» **GIVEN REQUEST**:
Note each line that includes the word "týče". Copy those lines.

» **DATA IN THIS EXERCISE**:
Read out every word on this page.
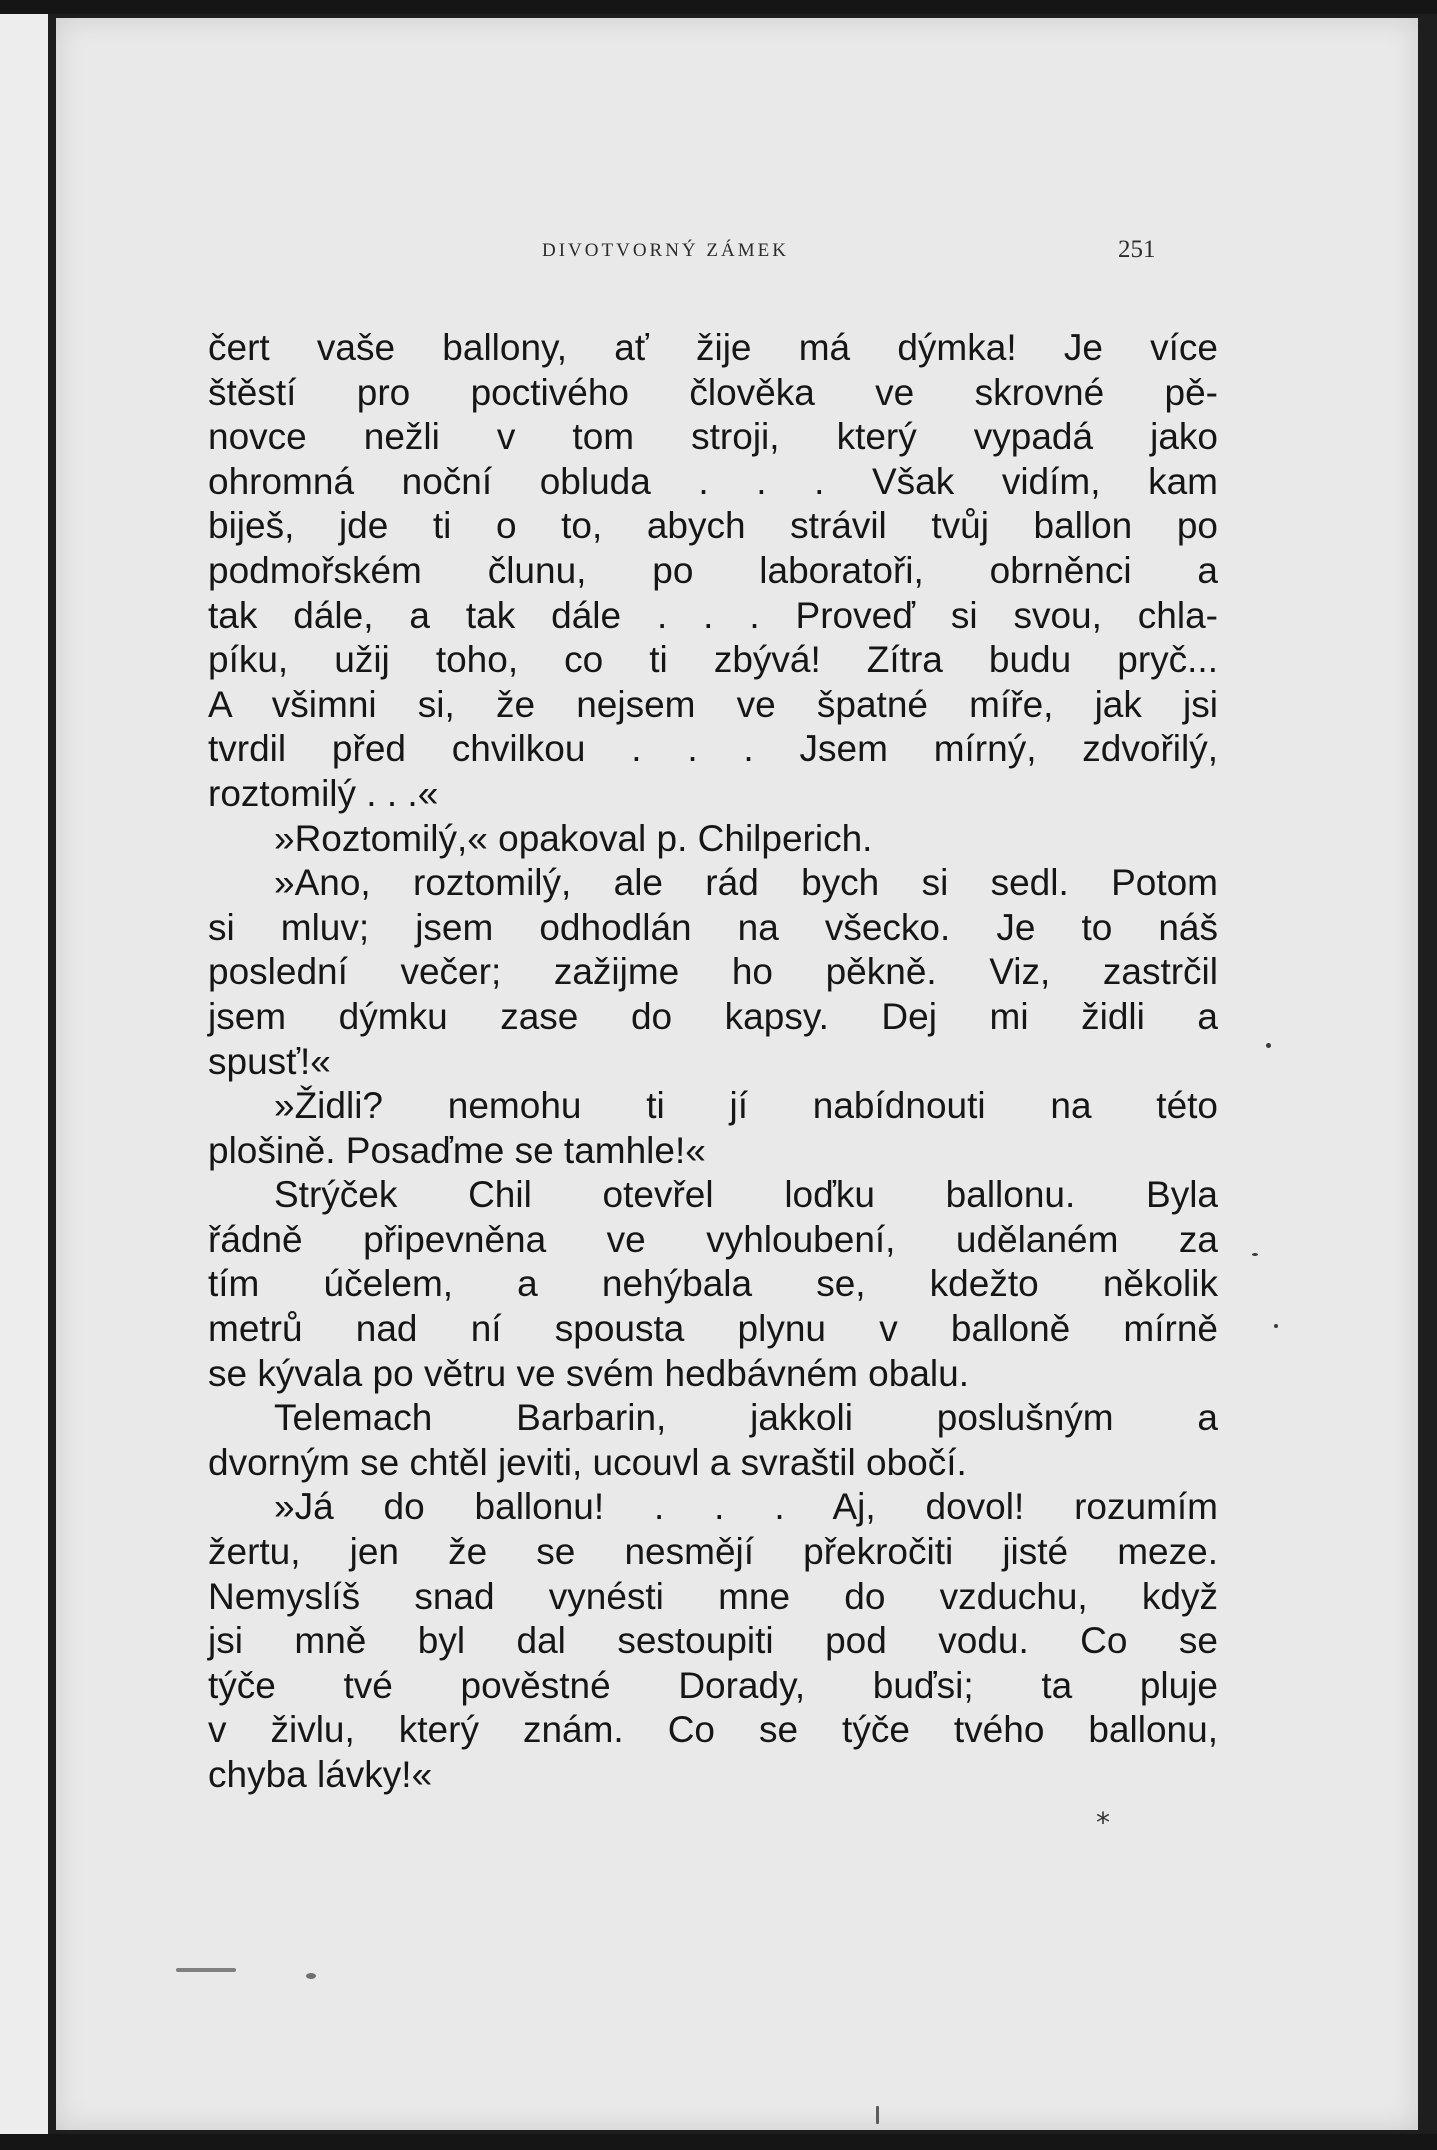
DIVOTVORNÝ ZÁMEK	251
čert vaše ballony, ať žije má dýmka! Je více
štěstí pro poctivého člověka ve skrovné pě-
novce nežli v tom stroji, který vypadá jako
ohromná noční obluda . . . Však vidím, kam
biješ, jde ti o to, abych strávil tvůj ballon po
podmořském člunu, po laboratoři, obrněnci a
tak dále, a tak dále . . . Proveď si svou, chla-
píku, užij toho, co ti zbývá! Zítra budu pryč...
A všimni si, že nejsem ve špatné míře, jak jsi
tvrdil před chvilkou . . . Jsem mírný, zdvořilý,
roztomilý . . .«
»Roztomilý,« opakoval p. Chilperich.
»Ano, roztomilý, ale rád bych si sedl. Potom
si mluv; jsem odhodlán na všecko. Je to náš
poslední večer; zažijme ho pěkně. Viz, zastrčil
jsem dýmku zase do kapsy. Dej mi židli a
spusť!«
»Židli? nemohu ti jí nabídnouti na této
plošině. Posaďme se tamhle!«
Strýček Chil otevřel loďku ballonu. Byla
řádně připevněna ve vyhloubení, udělaném za
tím účelem, a nehýbala se, kdežto několik
metrů nad ní spousta plynu v balloně mírně
se kývala po větru ve svém hedbávném obalu.
Telemach Barbarin, jakkoli poslušným a
dvorným se chtěl jeviti, ucouvl a svraštil obočí.
»Já do ballonu! . . . Aj, dovol! rozumím
žertu, jen že se nesmějí překročiti jisté meze.
Nemyslíš snad vynésti mne do vzduchu, když
jsi mně byl dal sestoupiti pod vodu. Co se
týče tvé pověstné Dorady, buďsi; ta pluje
v živlu, který znám. Co se týče tvého ballonu,
chyba lávky!«
*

» **COMPLETE ANSWER**:
týče tvé pověstné Dorady, buďsi; ta pluje
v živlu, který znám. Co se týče tvého ballonu,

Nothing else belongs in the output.